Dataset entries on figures
----------
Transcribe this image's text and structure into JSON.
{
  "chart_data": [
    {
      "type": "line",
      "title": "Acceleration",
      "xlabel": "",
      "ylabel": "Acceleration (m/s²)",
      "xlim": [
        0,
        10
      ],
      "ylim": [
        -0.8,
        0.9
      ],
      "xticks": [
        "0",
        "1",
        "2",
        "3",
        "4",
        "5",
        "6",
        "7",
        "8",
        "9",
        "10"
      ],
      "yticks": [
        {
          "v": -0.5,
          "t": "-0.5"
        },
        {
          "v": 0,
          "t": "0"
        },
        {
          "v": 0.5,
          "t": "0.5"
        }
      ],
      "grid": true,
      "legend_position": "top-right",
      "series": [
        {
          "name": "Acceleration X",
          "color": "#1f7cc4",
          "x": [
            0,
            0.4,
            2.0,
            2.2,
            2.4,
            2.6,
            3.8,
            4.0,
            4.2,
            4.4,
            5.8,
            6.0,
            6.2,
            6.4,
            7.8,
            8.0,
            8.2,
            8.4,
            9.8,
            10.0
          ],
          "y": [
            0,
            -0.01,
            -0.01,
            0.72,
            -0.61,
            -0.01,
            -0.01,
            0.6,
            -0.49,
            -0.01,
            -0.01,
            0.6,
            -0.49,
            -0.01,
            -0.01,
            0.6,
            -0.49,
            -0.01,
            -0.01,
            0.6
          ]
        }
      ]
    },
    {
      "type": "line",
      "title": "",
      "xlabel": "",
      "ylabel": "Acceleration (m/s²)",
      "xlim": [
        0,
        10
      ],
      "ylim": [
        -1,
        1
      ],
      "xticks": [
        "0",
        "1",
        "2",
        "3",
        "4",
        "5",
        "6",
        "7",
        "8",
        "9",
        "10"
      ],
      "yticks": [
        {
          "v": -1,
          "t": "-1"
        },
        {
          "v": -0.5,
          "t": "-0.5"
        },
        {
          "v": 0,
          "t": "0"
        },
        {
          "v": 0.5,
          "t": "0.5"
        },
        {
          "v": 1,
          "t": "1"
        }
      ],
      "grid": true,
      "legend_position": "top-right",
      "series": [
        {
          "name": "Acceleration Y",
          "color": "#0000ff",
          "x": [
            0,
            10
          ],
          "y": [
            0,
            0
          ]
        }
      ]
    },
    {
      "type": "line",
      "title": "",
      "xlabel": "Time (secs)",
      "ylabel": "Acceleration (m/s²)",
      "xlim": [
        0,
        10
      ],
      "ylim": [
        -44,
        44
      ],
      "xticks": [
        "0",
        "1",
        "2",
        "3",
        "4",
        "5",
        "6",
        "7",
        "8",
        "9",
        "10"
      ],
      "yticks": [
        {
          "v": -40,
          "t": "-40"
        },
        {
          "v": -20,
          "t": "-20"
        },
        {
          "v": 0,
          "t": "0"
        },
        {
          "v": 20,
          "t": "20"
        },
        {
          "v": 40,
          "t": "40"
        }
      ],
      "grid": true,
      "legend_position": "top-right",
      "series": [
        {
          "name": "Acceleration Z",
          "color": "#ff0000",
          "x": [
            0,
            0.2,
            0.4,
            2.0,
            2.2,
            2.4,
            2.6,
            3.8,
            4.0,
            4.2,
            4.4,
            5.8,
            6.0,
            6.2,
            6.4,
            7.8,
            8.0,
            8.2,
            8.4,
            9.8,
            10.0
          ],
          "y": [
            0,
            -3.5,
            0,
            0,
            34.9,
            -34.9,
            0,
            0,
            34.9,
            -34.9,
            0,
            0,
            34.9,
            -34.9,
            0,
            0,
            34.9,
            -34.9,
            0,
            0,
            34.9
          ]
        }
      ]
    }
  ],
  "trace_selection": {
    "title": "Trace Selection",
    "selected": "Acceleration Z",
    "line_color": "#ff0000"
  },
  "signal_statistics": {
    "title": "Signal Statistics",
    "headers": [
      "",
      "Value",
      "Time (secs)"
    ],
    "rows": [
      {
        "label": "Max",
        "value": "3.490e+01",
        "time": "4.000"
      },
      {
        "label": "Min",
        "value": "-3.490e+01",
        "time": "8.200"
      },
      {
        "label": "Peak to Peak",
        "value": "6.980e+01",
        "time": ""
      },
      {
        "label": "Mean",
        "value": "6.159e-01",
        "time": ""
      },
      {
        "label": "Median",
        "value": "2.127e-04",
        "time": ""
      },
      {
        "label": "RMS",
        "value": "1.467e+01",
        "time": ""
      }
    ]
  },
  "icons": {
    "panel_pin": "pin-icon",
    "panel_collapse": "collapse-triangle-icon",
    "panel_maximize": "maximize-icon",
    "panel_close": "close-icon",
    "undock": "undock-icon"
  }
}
----------
Pull out each record as written and restate it exactly.

Transcribe this image's text and structure into JSON.
{
  "chart_data": [
    {
      "type": "line",
      "title": "Acceleration",
      "xlabel": "",
      "ylabel": "Acceleration (m/s²)",
      "xlim": [
        0,
        10
      ],
      "ylim": [
        -0.8,
        0.9
      ],
      "xticks": [
        "0",
        "1",
        "2",
        "3",
        "4",
        "5",
        "6",
        "7",
        "8",
        "9",
        "10"
      ],
      "yticks": [
        {
          "v": -0.5,
          "t": "-0.5"
        },
        {
          "v": 0,
          "t": "0"
        },
        {
          "v": 0.5,
          "t": "0.5"
        }
      ],
      "grid": true,
      "legend_position": "top-right",
      "series": [
        {
          "name": "Acceleration X",
          "color": "#1f7cc4",
          "x": [
            0,
            0.4,
            2.0,
            2.2,
            2.4,
            2.6,
            3.8,
            4.0,
            4.2,
            4.4,
            5.8,
            6.0,
            6.2,
            6.4,
            7.8,
            8.0,
            8.2,
            8.4,
            9.8,
            10.0
          ],
          "y": [
            0,
            -0.01,
            -0.01,
            0.72,
            -0.61,
            -0.01,
            -0.01,
            0.6,
            -0.49,
            -0.01,
            -0.01,
            0.6,
            -0.49,
            -0.01,
            -0.01,
            0.6,
            -0.49,
            -0.01,
            -0.01,
            0.6
          ]
        }
      ]
    },
    {
      "type": "line",
      "title": "",
      "xlabel": "",
      "ylabel": "Acceleration (m/s²)",
      "xlim": [
        0,
        10
      ],
      "ylim": [
        -1,
        1
      ],
      "xticks": [
        "0",
        "1",
        "2",
        "3",
        "4",
        "5",
        "6",
        "7",
        "8",
        "9",
        "10"
      ],
      "yticks": [
        {
          "v": -1,
          "t": "-1"
        },
        {
          "v": -0.5,
          "t": "-0.5"
        },
        {
          "v": 0,
          "t": "0"
        },
        {
          "v": 0.5,
          "t": "0.5"
        },
        {
          "v": 1,
          "t": "1"
        }
      ],
      "grid": true,
      "legend_position": "top-right",
      "series": [
        {
          "name": "Acceleration Y",
          "color": "#0000ff",
          "x": [
            0,
            10
          ],
          "y": [
            0,
            0
          ]
        }
      ]
    },
    {
      "type": "line",
      "title": "",
      "xlabel": "Time (secs)",
      "ylabel": "Acceleration (m/s²)",
      "xlim": [
        0,
        10
      ],
      "ylim": [
        -44,
        44
      ],
      "xticks": [
        "0",
        "1",
        "2",
        "3",
        "4",
        "5",
        "6",
        "7",
        "8",
        "9",
        "10"
      ],
      "yticks": [
        {
          "v": -40,
          "t": "-40"
        },
        {
          "v": -20,
          "t": "-20"
        },
        {
          "v": 0,
          "t": "0"
        },
        {
          "v": 20,
          "t": "20"
        },
        {
          "v": 40,
          "t": "40"
        }
      ],
      "grid": true,
      "legend_position": "top-right",
      "series": [
        {
          "name": "Acceleration Z",
          "color": "#ff0000",
          "x": [
            0,
            0.2,
            0.4,
            2.0,
            2.2,
            2.4,
            2.6,
            3.8,
            4.0,
            4.2,
            4.4,
            5.8,
            6.0,
            6.2,
            6.4,
            7.8,
            8.0,
            8.2,
            8.4,
            9.8,
            10.0
          ],
          "y": [
            0,
            -3.5,
            0,
            0,
            34.9,
            -34.9,
            0,
            0,
            34.9,
            -34.9,
            0,
            0,
            34.9,
            -34.9,
            0,
            0,
            34.9,
            -34.9,
            0,
            0,
            34.9
          ]
        }
      ]
    }
  ],
  "trace_selection": {
    "title": "Trace Selection",
    "selected": "Acceleration Z",
    "line_color": "#ff0000"
  },
  "signal_statistics": {
    "title": "Signal Statistics",
    "headers": [
      "",
      "Value",
      "Time (secs)"
    ],
    "rows": [
      {
        "label": "Max",
        "value": "3.490e+01",
        "time": "4.000"
      },
      {
        "label": "Min",
        "value": "-3.490e+01",
        "time": "8.200"
      },
      {
        "label": "Peak to Peak",
        "value": "6.980e+01",
        "time": ""
      },
      {
        "label": "Mean",
        "value": "6.159e-01",
        "time": ""
      },
      {
        "label": "Median",
        "value": "2.127e-04",
        "time": ""
      },
      {
        "label": "RMS",
        "value": "1.467e+01",
        "time": ""
      }
    ]
  },
  "icons": {
    "panel_pin": "pin-icon",
    "panel_collapse": "collapse-triangle-icon",
    "panel_maximize": "maximize-icon",
    "panel_close": "close-icon",
    "undock": "undock-icon"
  }
}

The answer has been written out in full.